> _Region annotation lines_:

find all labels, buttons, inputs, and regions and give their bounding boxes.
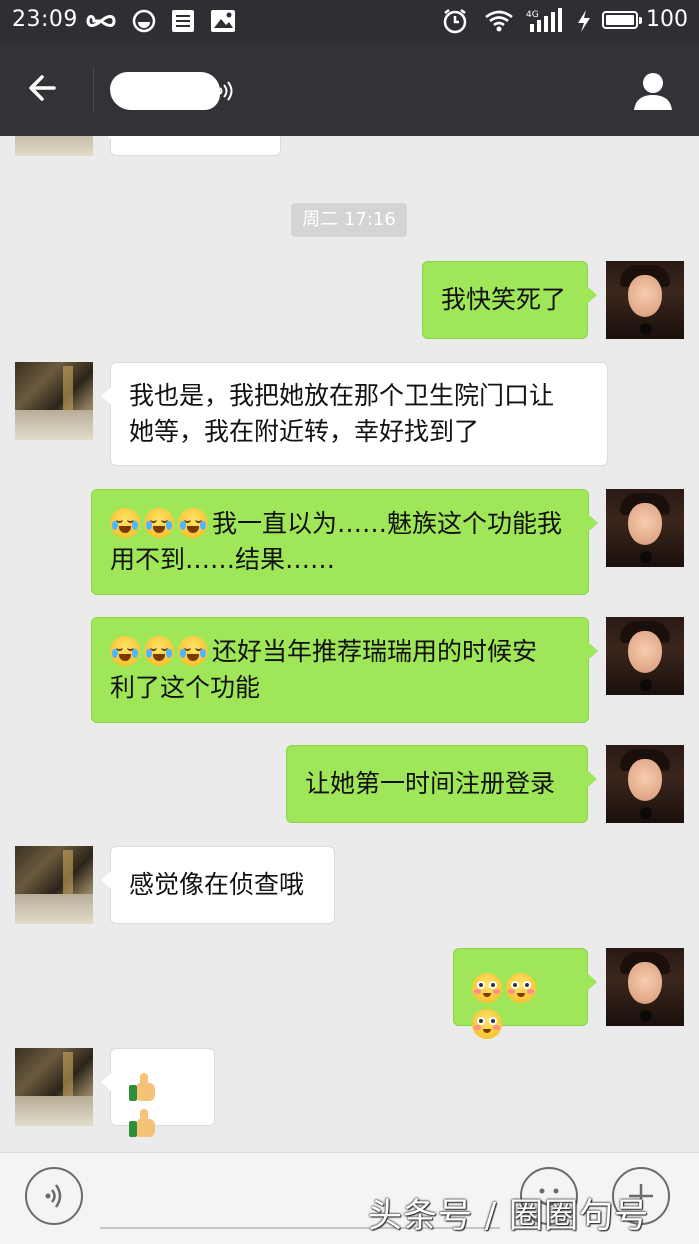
- image-icon: [210, 8, 236, 34]
- message-bubble-sent[interactable]: 让她第一时间注册登录: [286, 745, 597, 823]
- my-avatar[interactable]: [606, 489, 684, 567]
- message-text: 我快笑死了: [441, 285, 567, 314]
- 4g-signal-icon: 4G: [526, 8, 566, 34]
- contact-name-redacted: [110, 72, 220, 110]
- blush-emoji: [472, 1009, 502, 1039]
- message-line: 我一直以为……魅族这个功能我: [110, 506, 570, 542]
- message-bubble-partial: [101, 136, 281, 156]
- watermark-text: 头条号 / 圈圈句号: [368, 1196, 650, 1236]
- thumbs-up-emoji: [129, 1073, 157, 1103]
- message-list[interactable]: 周二 17:16 我快笑死了 我也是，我把她放在那个卫生院门口让 她等，我在附近…: [0, 136, 699, 1152]
- my-avatar[interactable]: [606, 745, 684, 823]
- sync-icon: [132, 8, 156, 34]
- status-time: 23:09: [12, 7, 78, 32]
- voice-button[interactable]: [25, 1167, 83, 1225]
- friend-avatar[interactable]: [15, 846, 93, 924]
- message-line: 她等，我在附近转，幸好找到了: [129, 417, 480, 446]
- laugh-cry-emoji: [178, 508, 208, 538]
- chat-timestamp: 周二 17:16: [291, 203, 407, 237]
- message-text: 感觉像在侦查哦: [129, 870, 305, 899]
- laugh-cry-emoji: [144, 508, 174, 538]
- thumbs-up-emoji: [129, 1109, 157, 1139]
- chat-header: [0, 42, 699, 136]
- laugh-cry-emoji: [110, 508, 140, 538]
- message-bubble-received[interactable]: [101, 1048, 215, 1137]
- message-bubble-sent[interactable]: 我快笑死了: [422, 261, 597, 339]
- friend-avatar[interactable]: [15, 1048, 93, 1126]
- battery-percentage: 100: [646, 7, 688, 32]
- message-bubble-sent[interactable]: 还好当年推荐瑞瑞用的时候安 利了这个功能: [91, 617, 598, 723]
- wifi-icon: [484, 8, 514, 34]
- message-bubble-sent[interactable]: [453, 948, 597, 1039]
- message-line: 用不到……结果……: [110, 545, 336, 574]
- laugh-cry-emoji: [178, 636, 208, 666]
- status-bar: 23:09 4G 100: [0, 0, 699, 42]
- laugh-cry-emoji: [110, 636, 140, 666]
- message-text: 还好当年推荐瑞瑞用的时候安: [212, 637, 538, 666]
- my-avatar[interactable]: [606, 261, 684, 339]
- message-line: 我也是，我把她放在那个卫生院门口让: [129, 381, 555, 410]
- voice-icon: [45, 1184, 62, 1208]
- charging-icon: [576, 8, 592, 34]
- message-line: 还好当年推荐瑞瑞用的时候安: [110, 634, 570, 670]
- my-avatar[interactable]: [606, 948, 684, 1026]
- message-line: 利了这个功能: [110, 673, 261, 702]
- friend-avatar[interactable]: [15, 362, 93, 440]
- laugh-cry-emoji: [144, 636, 174, 666]
- blush-emoji: [472, 973, 502, 1003]
- person-icon: [634, 73, 672, 110]
- back-button[interactable]: [24, 68, 64, 108]
- header-divider: [93, 66, 94, 112]
- battery-icon: [602, 11, 642, 29]
- message-line: [472, 971, 569, 1043]
- message-text: 我一直以为……魅族这个功能我: [212, 509, 563, 538]
- message-line: [129, 1071, 196, 1143]
- list-icon: [171, 8, 195, 34]
- my-avatar[interactable]: [606, 617, 684, 695]
- message-bubble-sent[interactable]: 我一直以为……魅族这个功能我 用不到……结果……: [91, 489, 598, 595]
- message-text: 让她第一时间注册登录: [305, 769, 556, 798]
- blush-emoji: [506, 973, 536, 1003]
- profile-button[interactable]: [632, 70, 674, 112]
- voice-indicator-icon: [216, 80, 236, 102]
- friend-avatar[interactable]: [15, 136, 93, 156]
- message-bubble-received[interactable]: 感觉像在侦查哦: [101, 846, 335, 924]
- svg-text:4G: 4G: [526, 10, 539, 20]
- arrow-left-icon: [29, 75, 56, 101]
- infinity-icon: [86, 8, 116, 34]
- alarm-icon: [442, 8, 468, 34]
- message-bubble-received[interactable]: 我也是，我把她放在那个卫生院门口让 她等，我在附近转，幸好找到了: [101, 362, 608, 466]
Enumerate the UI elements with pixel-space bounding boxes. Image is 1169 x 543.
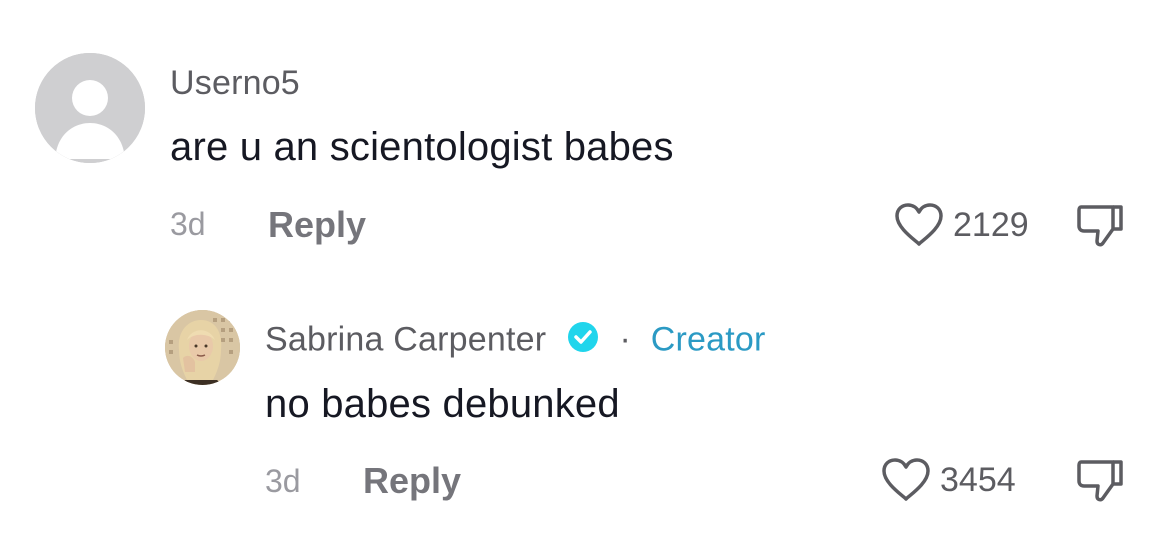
default-avatar-icon bbox=[35, 53, 145, 163]
creator-username[interactable]: Sabrina Carpenter bbox=[265, 320, 546, 358]
verified-badge-icon bbox=[566, 320, 600, 363]
reply-button[interactable]: Reply bbox=[363, 460, 461, 502]
user-avatar[interactable] bbox=[35, 53, 145, 163]
like-count: 3454 bbox=[940, 460, 1016, 499]
like-count: 2129 bbox=[953, 205, 1029, 244]
dislike-button[interactable] bbox=[1075, 201, 1127, 254]
heart-icon bbox=[882, 458, 930, 501]
comment-item: Userno5 are u an scientologist babes 3d … bbox=[0, 0, 1169, 270]
comment-username[interactable]: Userno5 bbox=[170, 64, 300, 103]
badge-separator: · bbox=[619, 320, 632, 359]
creator-badge: Creator bbox=[650, 320, 766, 359]
creator-avatar[interactable] bbox=[165, 310, 240, 385]
comment-age: 3d bbox=[170, 206, 206, 242]
thumbs-down-icon bbox=[1077, 460, 1123, 502]
like-button[interactable]: 2129 bbox=[893, 202, 1029, 248]
profile-photo-avatar bbox=[165, 310, 240, 385]
reply-text: no babes debunked bbox=[265, 382, 620, 426]
dislike-button[interactable] bbox=[1075, 456, 1127, 509]
comment-text: are u an scientologist babes bbox=[170, 125, 674, 169]
reply-username-row: Sabrina Carpenter · Creator bbox=[265, 320, 766, 363]
like-button[interactable]: 3454 bbox=[880, 457, 1016, 503]
reply-item: Sabrina Carpenter · Creator no babes deb… bbox=[0, 270, 1169, 543]
reply-age: 3d bbox=[265, 463, 301, 499]
reply-button[interactable]: Reply bbox=[268, 204, 366, 246]
thumbs-down-icon bbox=[1077, 205, 1123, 247]
heart-icon bbox=[895, 203, 943, 246]
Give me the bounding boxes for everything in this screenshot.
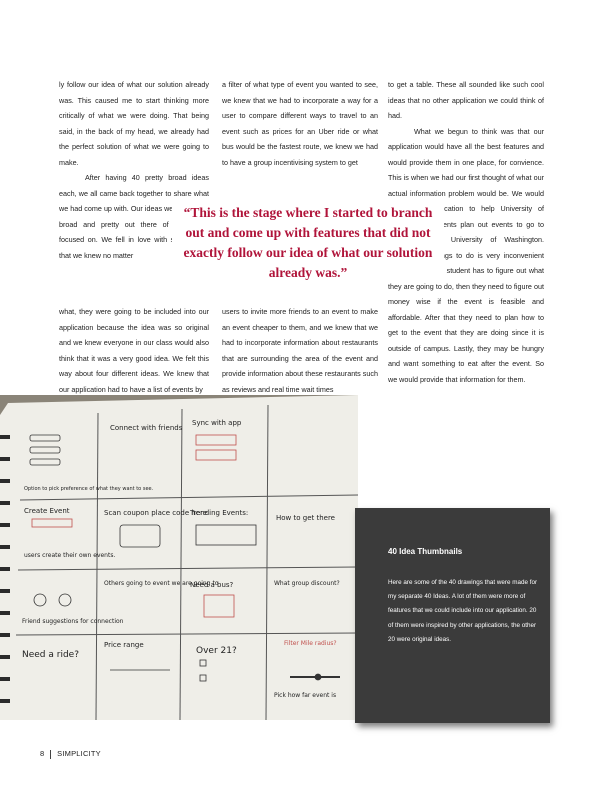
sketch-cell-15: Over 21? — [196, 646, 237, 656]
sketch-cell-16: Filter Mile radius? — [284, 640, 337, 647]
pull-quote: “This is the stage where I started to br… — [172, 203, 444, 283]
page-footer: 8 SIMPLICITY — [40, 749, 101, 759]
sketch-cell-4: Create Event — [24, 507, 70, 515]
body-column-2: a filter of what type of event you wante… — [222, 77, 378, 170]
footer-divider — [50, 749, 52, 759]
sketch-cell-12: What group discount? — [274, 580, 340, 587]
sketch-cell-11: Need a bus? — [190, 581, 234, 589]
body-column-2-lower: users to invite more friends to an event… — [222, 304, 378, 397]
publication-name: SIMPLICITY — [57, 749, 101, 758]
column-1-lower-text: what, they were going to be included int… — [59, 307, 209, 394]
sketch-cell-8: users create their own events. — [24, 552, 115, 559]
sidebar-title: 40 Idea Thumbnails — [388, 547, 463, 556]
column-2-lower-text: users to invite more friends to an event… — [222, 307, 378, 394]
sidebar-box: 40 Idea Thumbnails Here are some of the … — [355, 508, 550, 723]
body-column-1-lower: what, they were going to be included int… — [59, 304, 209, 397]
column-3-paragraph-1: to get a table. These all sounded like s… — [388, 80, 544, 120]
column-2-upper-text: a filter of what type of event you wante… — [222, 80, 378, 167]
idea-thumbnails-photo: Connect with friends Sync with app Optio… — [0, 395, 358, 720]
sketch-cell-14: Price range — [104, 641, 144, 649]
sketch-cell-1: Connect with friends — [110, 424, 183, 432]
sketch-cell-3: Option to pick preference of what they w… — [24, 486, 154, 492]
sketch-cell-7: How to get there — [276, 514, 335, 522]
sketch-cell-17: Pick how far event is — [274, 692, 336, 699]
sketch-cell-6: Trending Events: — [189, 509, 248, 517]
column-1-paragraph-continued: ly follow our idea of what our solution … — [59, 80, 209, 167]
sidebar-text: Here are some of the 40 drawings that we… — [388, 579, 538, 643]
sketchbook-illustration: Connect with friends Sync with app Optio… — [0, 395, 358, 720]
sketch-cell-2: Sync with app — [192, 419, 242, 427]
sketch-cell-9: Friend suggestions for connection — [22, 618, 124, 625]
sketch-cell-13: Need a ride? — [22, 650, 79, 660]
page-number: 8 — [40, 749, 45, 758]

> _Problem statement_: Please convert the lines from the one with "sketch-cell-15: Over 21?" up to and including the one with "sketch-cell-1: Connect with" into a JSON list of strings, with one string per line and blank lines omitted.

> _Output of the exercise_:
[
  "sketch-cell-15: Over 21? — [196, 646, 237, 656]",
  "sketch-cell-16: Filter Mile radius? — [284, 640, 337, 647]",
  "pull-quote: “This is the stage where I started to br… — [172, 203, 444, 283]",
  "page-footer: 8 SIMPLICITY — [40, 749, 101, 759]",
  "sketch-cell-4: Create Event — [24, 507, 70, 515]",
  "body-column-2: a filter of what type of event you wante… — [222, 77, 378, 170]",
  "footer-divider — [50, 749, 52, 759]",
  "sketch-cell-12: What group discount? — [274, 580, 340, 587]",
  "sketch-cell-11: Need a bus? — [190, 581, 234, 589]",
  "body-column-2-lower: users to invite more friends to an event… — [222, 304, 378, 397]",
  "publication-name: SIMPLICITY — [57, 749, 101, 758]",
  "column-1-lower-text: what, they were going to be included int… — [59, 307, 209, 394]",
  "sketch-cell-8: users create their own events. — [24, 552, 115, 559]",
  "sidebar-title: 40 Idea Thumbnails — [388, 547, 463, 556]",
  "column-2-lower-text: users to invite more friends to an event… — [222, 307, 378, 394]",
  "sidebar-box: 40 Idea Thumbnails Here are some of the … — [355, 508, 550, 723]",
  "body-column-1-lower: what, they were going to be included int… — [59, 304, 209, 397]",
  "column-3-paragraph-1: to get a table. These all sounded like s… — [388, 80, 544, 120]",
  "column-2-upper-text: a filter of what type of event you wante… — [222, 80, 378, 167]",
  "idea-thumbnails-photo: Connect with friends Sync with app Optio… — [0, 395, 358, 720]",
  "sketch-cell-14: Price range — [104, 641, 144, 649]",
  "sketch-cell-1: Connect with friends — [110, 424, 183, 432]"
]